→ WHAT IS ASKED: Repeat each record below exactly, dropping the pictures.

============

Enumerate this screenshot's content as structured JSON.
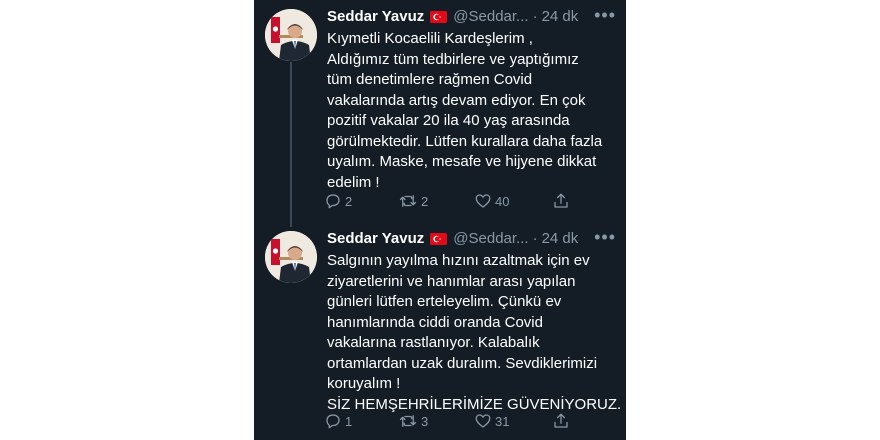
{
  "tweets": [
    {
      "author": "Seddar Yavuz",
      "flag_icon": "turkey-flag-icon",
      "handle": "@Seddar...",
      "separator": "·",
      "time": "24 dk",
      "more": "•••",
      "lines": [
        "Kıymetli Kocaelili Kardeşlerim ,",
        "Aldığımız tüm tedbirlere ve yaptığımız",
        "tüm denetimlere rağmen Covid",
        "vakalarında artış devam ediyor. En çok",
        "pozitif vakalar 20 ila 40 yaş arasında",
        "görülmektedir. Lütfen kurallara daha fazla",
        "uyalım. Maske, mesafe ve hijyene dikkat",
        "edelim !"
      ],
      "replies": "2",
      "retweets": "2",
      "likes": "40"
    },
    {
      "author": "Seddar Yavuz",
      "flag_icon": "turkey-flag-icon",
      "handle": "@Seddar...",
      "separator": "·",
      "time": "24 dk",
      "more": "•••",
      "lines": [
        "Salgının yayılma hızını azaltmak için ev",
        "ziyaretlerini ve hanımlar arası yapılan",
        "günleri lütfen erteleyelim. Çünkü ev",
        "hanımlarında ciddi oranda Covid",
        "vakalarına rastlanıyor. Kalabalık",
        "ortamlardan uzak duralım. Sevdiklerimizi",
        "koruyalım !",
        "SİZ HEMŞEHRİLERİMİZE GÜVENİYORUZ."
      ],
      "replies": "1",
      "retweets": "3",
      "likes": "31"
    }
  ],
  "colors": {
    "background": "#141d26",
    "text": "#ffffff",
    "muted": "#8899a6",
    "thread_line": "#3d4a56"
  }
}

============

→ RESPONSE:
Enumerate this screenshot's content as structured JSON.
{
  "tweets": [
    {
      "author": "Seddar Yavuz",
      "flag_icon": "turkey-flag-icon",
      "handle": "@Seddar...",
      "separator": "·",
      "time": "24 dk",
      "more": "•••",
      "lines": [
        "Kıymetli Kocaelili Kardeşlerim ,",
        "Aldığımız tüm tedbirlere ve yaptığımız",
        "tüm denetimlere rağmen Covid",
        "vakalarında artış devam ediyor. En çok",
        "pozitif vakalar 20 ila 40 yaş arasında",
        "görülmektedir. Lütfen kurallara daha fazla",
        "uyalım. Maske, mesafe ve hijyene dikkat",
        "edelim !"
      ],
      "replies": "2",
      "retweets": "2",
      "likes": "40"
    },
    {
      "author": "Seddar Yavuz",
      "flag_icon": "turkey-flag-icon",
      "handle": "@Seddar...",
      "separator": "·",
      "time": "24 dk",
      "more": "•••",
      "lines": [
        "Salgının yayılma hızını azaltmak için ev",
        "ziyaretlerini ve hanımlar arası yapılan",
        "günleri lütfen erteleyelim. Çünkü ev",
        "hanımlarında ciddi oranda Covid",
        "vakalarına rastlanıyor. Kalabalık",
        "ortamlardan uzak duralım. Sevdiklerimizi",
        "koruyalım !",
        "SİZ HEMŞEHRİLERİMİZE GÜVENİYORUZ."
      ],
      "replies": "1",
      "retweets": "3",
      "likes": "31"
    }
  ],
  "colors": {
    "background": "#141d26",
    "text": "#ffffff",
    "muted": "#8899a6",
    "thread_line": "#3d4a56"
  }
}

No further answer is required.